* [Short exercise]: Copy out every line containing the word "label".

* [Entries supplied]:
--------------------
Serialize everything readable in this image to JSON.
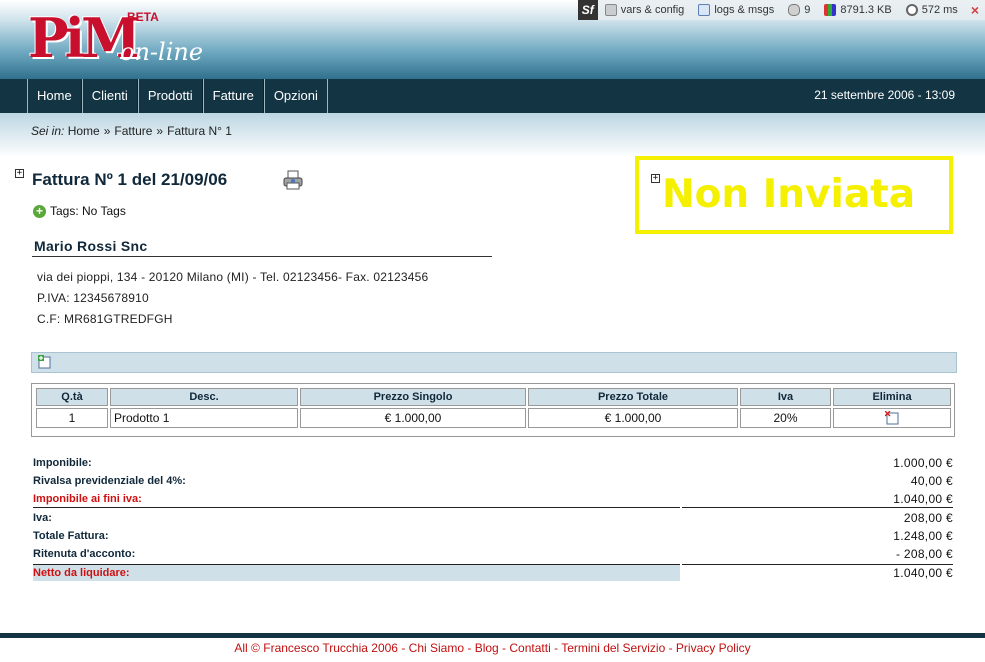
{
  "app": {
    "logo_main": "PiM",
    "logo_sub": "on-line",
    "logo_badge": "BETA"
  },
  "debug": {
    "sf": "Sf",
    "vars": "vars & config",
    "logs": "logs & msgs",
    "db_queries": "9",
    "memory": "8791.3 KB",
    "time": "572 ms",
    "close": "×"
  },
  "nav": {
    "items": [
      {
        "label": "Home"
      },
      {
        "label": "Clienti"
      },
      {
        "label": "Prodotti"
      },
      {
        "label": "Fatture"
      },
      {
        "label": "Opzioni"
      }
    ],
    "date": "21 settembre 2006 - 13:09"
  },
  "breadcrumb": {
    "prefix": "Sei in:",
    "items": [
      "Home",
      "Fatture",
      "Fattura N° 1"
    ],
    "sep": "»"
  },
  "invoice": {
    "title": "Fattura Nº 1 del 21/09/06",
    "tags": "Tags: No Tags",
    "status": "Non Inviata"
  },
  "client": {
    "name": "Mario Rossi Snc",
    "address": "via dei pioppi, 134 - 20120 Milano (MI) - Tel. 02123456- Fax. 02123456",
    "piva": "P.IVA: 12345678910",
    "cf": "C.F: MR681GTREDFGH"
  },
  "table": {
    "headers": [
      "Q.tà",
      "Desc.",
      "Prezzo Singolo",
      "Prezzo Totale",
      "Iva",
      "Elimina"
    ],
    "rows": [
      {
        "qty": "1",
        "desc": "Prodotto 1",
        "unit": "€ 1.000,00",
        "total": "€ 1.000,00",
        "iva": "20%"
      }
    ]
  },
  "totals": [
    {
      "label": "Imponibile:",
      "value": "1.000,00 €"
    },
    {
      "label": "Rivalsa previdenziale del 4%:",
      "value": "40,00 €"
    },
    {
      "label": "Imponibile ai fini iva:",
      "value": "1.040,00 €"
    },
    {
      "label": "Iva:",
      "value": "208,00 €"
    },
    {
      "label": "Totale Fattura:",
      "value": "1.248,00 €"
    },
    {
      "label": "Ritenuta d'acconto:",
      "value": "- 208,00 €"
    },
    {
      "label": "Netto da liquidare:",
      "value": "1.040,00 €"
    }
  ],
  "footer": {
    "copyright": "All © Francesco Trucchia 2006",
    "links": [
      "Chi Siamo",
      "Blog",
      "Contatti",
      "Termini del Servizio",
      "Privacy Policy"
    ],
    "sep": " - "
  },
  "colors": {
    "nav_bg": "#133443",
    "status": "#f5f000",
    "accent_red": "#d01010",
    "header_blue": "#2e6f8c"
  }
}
--------------------
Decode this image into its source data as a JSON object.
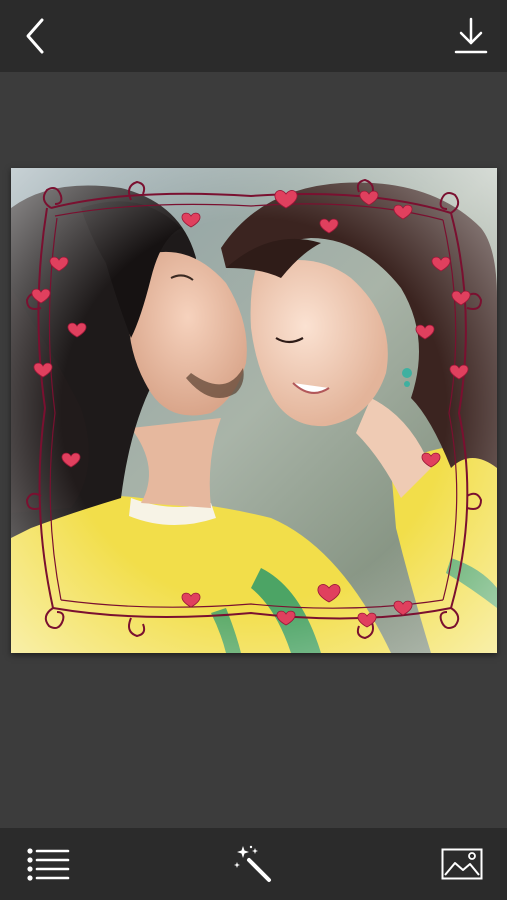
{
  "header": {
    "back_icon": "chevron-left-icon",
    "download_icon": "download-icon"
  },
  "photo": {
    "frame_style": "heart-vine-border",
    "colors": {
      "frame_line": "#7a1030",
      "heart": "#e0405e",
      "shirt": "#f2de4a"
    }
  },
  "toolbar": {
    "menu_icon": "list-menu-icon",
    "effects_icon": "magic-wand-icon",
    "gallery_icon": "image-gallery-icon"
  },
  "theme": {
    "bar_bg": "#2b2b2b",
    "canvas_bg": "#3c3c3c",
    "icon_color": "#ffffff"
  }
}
--------------------
* [Solution for this problem]:
        "label": "Home"
        "label": "Clienti"
        "label": "Prodotti"
        "label": "Fatture"
        "label": "Opzioni"
      "label": "Imponibile:",
      "label": "Rivalsa previdenziale del 4%:",
      "label": "Imponibile ai fini iva:",
      "label": "Iva:",
      "label": "Totale Fattura:",
      "label": "Ritenuta d'acconto:",
      "label": "Netto da liquidare:",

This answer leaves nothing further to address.